[Dataset records]
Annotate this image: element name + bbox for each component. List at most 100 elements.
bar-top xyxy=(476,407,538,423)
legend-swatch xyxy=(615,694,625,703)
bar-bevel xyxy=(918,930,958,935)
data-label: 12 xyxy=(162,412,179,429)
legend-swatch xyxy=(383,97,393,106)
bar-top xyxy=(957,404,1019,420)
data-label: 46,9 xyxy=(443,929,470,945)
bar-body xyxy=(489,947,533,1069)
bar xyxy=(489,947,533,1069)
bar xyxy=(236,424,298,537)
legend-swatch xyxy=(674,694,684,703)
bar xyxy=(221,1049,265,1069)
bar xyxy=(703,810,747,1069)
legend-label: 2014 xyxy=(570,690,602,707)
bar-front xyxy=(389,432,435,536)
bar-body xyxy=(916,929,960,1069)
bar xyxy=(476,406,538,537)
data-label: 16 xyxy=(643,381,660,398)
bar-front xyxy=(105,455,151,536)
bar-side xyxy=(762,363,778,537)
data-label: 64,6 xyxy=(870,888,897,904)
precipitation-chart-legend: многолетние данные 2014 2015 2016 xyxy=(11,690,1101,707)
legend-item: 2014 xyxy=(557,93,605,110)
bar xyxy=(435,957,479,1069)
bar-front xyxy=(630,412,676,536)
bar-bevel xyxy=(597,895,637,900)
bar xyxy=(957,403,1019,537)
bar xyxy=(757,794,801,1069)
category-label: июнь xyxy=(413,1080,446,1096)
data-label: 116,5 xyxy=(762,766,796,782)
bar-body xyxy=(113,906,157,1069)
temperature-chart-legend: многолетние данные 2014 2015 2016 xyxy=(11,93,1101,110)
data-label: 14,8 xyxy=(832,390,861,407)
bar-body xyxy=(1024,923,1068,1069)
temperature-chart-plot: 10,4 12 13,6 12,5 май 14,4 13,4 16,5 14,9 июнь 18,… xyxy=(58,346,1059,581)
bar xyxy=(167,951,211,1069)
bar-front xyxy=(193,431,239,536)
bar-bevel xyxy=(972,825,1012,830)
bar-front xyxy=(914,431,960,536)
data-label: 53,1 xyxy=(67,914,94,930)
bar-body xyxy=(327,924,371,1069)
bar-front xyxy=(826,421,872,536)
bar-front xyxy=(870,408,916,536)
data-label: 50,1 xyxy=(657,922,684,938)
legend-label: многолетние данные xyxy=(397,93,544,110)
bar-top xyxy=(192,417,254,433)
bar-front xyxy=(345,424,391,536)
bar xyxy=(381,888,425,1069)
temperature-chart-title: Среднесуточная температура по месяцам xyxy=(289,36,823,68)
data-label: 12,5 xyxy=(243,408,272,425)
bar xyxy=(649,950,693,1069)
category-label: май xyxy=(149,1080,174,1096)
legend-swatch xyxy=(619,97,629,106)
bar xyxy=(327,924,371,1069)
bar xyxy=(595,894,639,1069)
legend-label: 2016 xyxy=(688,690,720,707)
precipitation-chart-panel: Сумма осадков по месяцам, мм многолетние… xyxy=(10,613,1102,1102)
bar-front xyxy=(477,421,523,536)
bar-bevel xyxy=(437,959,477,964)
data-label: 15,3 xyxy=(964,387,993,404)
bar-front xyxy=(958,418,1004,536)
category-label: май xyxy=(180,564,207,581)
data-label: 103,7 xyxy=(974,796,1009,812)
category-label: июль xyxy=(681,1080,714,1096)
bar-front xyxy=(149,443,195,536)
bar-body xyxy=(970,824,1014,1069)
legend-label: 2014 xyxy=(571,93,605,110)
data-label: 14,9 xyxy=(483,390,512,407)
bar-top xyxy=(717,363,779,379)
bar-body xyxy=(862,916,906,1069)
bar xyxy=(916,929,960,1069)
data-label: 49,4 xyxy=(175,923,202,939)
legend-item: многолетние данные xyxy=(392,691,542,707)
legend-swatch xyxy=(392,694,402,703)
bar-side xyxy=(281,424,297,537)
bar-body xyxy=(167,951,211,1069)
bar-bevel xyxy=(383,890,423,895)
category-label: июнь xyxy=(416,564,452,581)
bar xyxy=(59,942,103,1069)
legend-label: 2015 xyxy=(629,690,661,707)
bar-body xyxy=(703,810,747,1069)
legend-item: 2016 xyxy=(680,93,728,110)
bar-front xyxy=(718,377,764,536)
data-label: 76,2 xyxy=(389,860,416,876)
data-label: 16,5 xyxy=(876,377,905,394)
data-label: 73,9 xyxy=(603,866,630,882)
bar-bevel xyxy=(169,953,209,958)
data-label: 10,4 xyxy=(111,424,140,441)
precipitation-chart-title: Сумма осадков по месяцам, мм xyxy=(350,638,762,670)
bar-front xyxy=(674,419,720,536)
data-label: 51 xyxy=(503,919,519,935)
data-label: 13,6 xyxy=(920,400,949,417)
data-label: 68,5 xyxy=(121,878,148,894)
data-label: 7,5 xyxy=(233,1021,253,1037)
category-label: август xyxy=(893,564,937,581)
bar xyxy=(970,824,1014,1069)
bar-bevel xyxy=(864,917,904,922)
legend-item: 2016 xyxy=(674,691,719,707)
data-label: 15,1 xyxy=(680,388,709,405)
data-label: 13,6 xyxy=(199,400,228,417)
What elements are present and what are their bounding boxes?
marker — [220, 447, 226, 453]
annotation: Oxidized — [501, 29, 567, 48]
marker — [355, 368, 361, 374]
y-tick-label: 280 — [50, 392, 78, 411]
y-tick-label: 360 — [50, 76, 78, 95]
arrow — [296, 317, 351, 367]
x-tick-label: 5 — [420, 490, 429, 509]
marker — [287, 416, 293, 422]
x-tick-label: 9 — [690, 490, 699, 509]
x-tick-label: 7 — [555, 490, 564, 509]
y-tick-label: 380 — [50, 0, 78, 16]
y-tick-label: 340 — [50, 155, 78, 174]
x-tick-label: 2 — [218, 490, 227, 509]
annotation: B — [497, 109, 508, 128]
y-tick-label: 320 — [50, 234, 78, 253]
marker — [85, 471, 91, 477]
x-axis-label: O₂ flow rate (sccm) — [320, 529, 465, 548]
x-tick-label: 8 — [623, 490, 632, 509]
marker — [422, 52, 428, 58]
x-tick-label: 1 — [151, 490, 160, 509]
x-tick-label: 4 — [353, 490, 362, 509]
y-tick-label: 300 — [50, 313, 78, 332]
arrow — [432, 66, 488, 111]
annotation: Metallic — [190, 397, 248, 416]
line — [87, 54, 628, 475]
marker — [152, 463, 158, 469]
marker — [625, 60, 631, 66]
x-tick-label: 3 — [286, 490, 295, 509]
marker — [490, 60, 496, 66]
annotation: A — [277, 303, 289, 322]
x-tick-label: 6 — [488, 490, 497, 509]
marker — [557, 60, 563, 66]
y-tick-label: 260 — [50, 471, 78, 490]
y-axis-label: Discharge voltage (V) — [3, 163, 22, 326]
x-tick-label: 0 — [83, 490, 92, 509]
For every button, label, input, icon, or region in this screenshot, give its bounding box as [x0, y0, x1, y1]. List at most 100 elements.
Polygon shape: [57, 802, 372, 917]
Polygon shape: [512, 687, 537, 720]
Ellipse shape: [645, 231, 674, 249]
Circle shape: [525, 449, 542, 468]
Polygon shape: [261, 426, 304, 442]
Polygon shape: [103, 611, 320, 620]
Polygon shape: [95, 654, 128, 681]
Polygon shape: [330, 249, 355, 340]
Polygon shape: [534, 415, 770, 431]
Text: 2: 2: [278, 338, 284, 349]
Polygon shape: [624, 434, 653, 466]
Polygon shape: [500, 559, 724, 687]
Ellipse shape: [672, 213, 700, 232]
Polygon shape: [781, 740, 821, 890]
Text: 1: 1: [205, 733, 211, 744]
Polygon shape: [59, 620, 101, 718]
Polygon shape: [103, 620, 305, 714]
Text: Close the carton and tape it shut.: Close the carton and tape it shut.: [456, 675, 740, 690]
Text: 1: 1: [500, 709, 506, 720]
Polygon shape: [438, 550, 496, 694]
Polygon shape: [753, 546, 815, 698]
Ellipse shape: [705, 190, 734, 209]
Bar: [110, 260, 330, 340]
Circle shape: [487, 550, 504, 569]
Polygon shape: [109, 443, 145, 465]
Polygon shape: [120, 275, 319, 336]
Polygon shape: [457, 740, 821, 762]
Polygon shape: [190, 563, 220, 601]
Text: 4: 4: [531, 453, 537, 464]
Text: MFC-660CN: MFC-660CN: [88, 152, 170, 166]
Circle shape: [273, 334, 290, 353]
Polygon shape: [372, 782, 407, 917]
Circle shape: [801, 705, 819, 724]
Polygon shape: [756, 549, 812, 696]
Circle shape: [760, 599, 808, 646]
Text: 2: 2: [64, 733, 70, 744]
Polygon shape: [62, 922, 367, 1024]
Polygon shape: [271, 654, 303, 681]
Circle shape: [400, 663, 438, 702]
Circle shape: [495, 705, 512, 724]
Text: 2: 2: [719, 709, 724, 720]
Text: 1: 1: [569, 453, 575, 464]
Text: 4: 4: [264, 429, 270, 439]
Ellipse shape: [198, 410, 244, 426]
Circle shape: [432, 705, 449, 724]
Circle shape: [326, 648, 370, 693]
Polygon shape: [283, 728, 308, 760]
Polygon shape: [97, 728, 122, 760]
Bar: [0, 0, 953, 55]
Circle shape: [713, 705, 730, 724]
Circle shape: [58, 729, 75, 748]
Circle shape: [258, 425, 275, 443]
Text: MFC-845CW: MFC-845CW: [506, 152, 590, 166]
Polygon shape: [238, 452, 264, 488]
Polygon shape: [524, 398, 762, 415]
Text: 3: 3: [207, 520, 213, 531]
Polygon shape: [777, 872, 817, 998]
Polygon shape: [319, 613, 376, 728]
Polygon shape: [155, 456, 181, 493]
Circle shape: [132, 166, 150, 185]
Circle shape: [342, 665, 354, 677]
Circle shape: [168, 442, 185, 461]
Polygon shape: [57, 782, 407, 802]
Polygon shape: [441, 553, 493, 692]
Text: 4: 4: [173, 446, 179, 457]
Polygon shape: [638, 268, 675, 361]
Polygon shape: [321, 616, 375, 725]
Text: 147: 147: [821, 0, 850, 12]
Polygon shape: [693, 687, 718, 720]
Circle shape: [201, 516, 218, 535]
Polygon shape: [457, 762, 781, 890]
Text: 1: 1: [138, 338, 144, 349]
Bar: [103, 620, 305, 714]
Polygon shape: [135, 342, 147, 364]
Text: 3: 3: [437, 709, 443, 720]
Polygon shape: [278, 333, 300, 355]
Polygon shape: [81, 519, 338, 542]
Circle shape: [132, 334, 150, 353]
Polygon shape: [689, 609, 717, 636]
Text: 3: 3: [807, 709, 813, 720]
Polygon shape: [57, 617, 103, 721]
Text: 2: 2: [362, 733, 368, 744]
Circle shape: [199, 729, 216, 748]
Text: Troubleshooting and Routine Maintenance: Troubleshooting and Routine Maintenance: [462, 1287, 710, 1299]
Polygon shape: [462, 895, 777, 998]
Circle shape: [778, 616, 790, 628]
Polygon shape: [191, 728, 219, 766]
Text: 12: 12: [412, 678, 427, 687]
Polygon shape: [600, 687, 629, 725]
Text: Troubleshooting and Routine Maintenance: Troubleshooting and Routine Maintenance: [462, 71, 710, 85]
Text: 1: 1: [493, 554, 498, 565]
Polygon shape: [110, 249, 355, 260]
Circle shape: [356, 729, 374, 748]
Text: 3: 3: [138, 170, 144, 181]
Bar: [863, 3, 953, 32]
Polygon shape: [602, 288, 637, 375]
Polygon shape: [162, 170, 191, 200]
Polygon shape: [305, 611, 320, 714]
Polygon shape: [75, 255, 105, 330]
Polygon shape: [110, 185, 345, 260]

- **Problem description**:
Reproduce every line unchanged, from the very beginning of the entries down to and including the line that contains "legend-label: многолетние данные".

- **Reply**:
Annotate this image: element name + bbox for each component. List at most 100 elements.
bar-top xyxy=(476,407,538,423)
legend-swatch xyxy=(615,694,625,703)
bar-bevel xyxy=(918,930,958,935)
data-label: 12 xyxy=(162,412,179,429)
legend-swatch xyxy=(383,97,393,106)
bar-top xyxy=(957,404,1019,420)
data-label: 46,9 xyxy=(443,929,470,945)
bar-body xyxy=(489,947,533,1069)
bar xyxy=(489,947,533,1069)
bar xyxy=(236,424,298,537)
legend-swatch xyxy=(674,694,684,703)
bar xyxy=(221,1049,265,1069)
bar xyxy=(703,810,747,1069)
legend-label: 2014 xyxy=(570,690,602,707)
bar-front xyxy=(389,432,435,536)
bar-body xyxy=(916,929,960,1069)
bar xyxy=(476,406,538,537)
data-label: 16 xyxy=(643,381,660,398)
bar-front xyxy=(105,455,151,536)
bar-side xyxy=(762,363,778,537)
data-label: 64,6 xyxy=(870,888,897,904)
precipitation-chart-legend: многолетние данные 2014 2015 2016 xyxy=(11,690,1101,707)
legend-item: 2014 xyxy=(557,93,605,110)
bar xyxy=(435,957,479,1069)
bar-front xyxy=(630,412,676,536)
bar-bevel xyxy=(597,895,637,900)
bar xyxy=(957,403,1019,537)
bar xyxy=(757,794,801,1069)
category-label: июнь xyxy=(413,1080,446,1096)
data-label: 116,5 xyxy=(762,766,796,782)
bar-body xyxy=(113,906,157,1069)
temperature-chart-legend: многолетние данные 2014 2015 2016 xyxy=(11,93,1101,110)
data-label: 14,8 xyxy=(832,390,861,407)
bar-body xyxy=(1024,923,1068,1069)
temperature-chart-plot: 10,4 12 13,6 12,5 май 14,4 13,4 16,5 14,9 июнь 18,… xyxy=(58,346,1059,581)
bar xyxy=(167,951,211,1069)
bar-front xyxy=(193,431,239,536)
bar-bevel xyxy=(972,825,1012,830)
bar-front xyxy=(914,431,960,536)
data-label: 53,1 xyxy=(67,914,94,930)
bar-body xyxy=(327,924,371,1069)
bar-front xyxy=(826,421,872,536)
bar-front xyxy=(870,408,916,536)
data-label: 50,1 xyxy=(657,922,684,938)
legend-label: многолетние данные xyxy=(397,93,544,110)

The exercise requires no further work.